## Start Available records

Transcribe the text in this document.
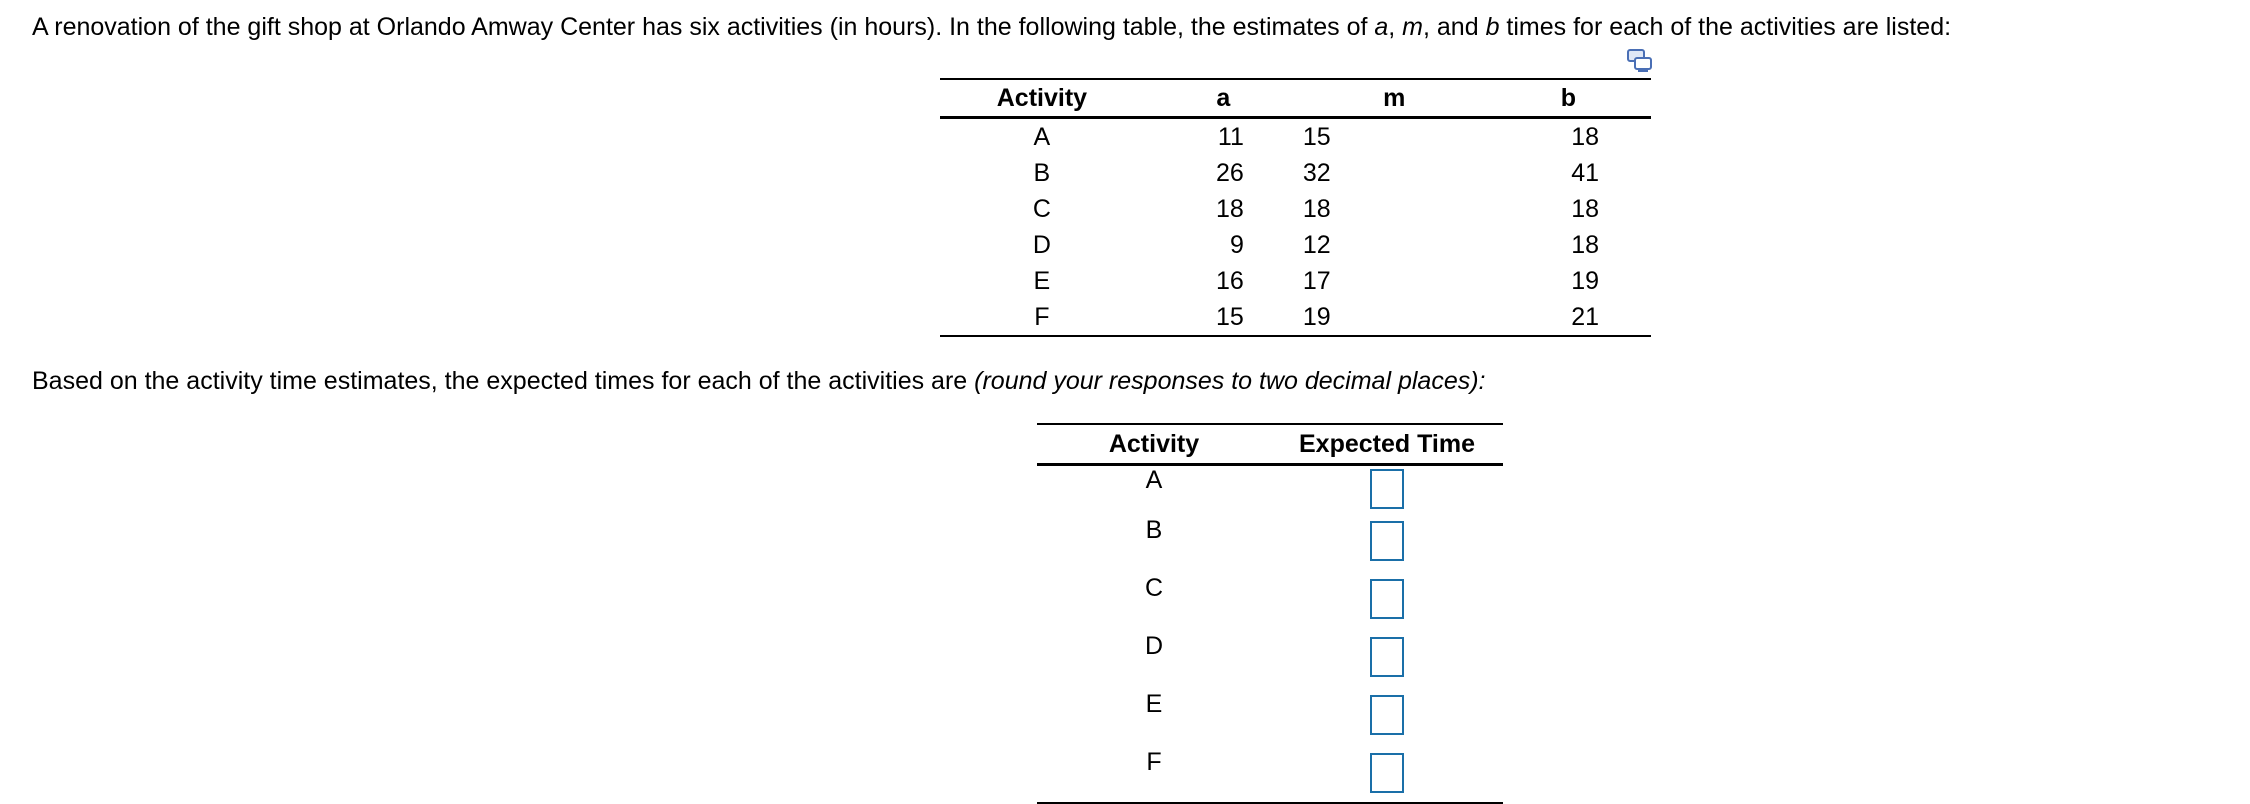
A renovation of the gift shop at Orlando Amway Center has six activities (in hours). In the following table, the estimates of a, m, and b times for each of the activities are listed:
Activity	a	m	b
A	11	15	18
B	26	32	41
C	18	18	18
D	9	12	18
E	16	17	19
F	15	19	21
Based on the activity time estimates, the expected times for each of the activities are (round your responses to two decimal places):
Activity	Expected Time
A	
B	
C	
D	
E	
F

## End Available records

#### Given task:
Copy the data word for word. Pictures do not go in the copy.

#### Complete output:
Transcribe the text in this document.
A renovation of the gift shop at Orlando Amway Center has six activities (in hours). In the following table, the estimates of a, m, and b times for each of the activities are listed:
Activity	a	m	b
A	11	15	18
B	26	32	41
C	18	18	18
D	9	12	18
E	16	17	19
F	15	19	21
Based on the activity time estimates, the expected times for each of the activities are (round your responses to two decimal places):
Activity	Expected Time
A	
B	
C	
D	
E	
F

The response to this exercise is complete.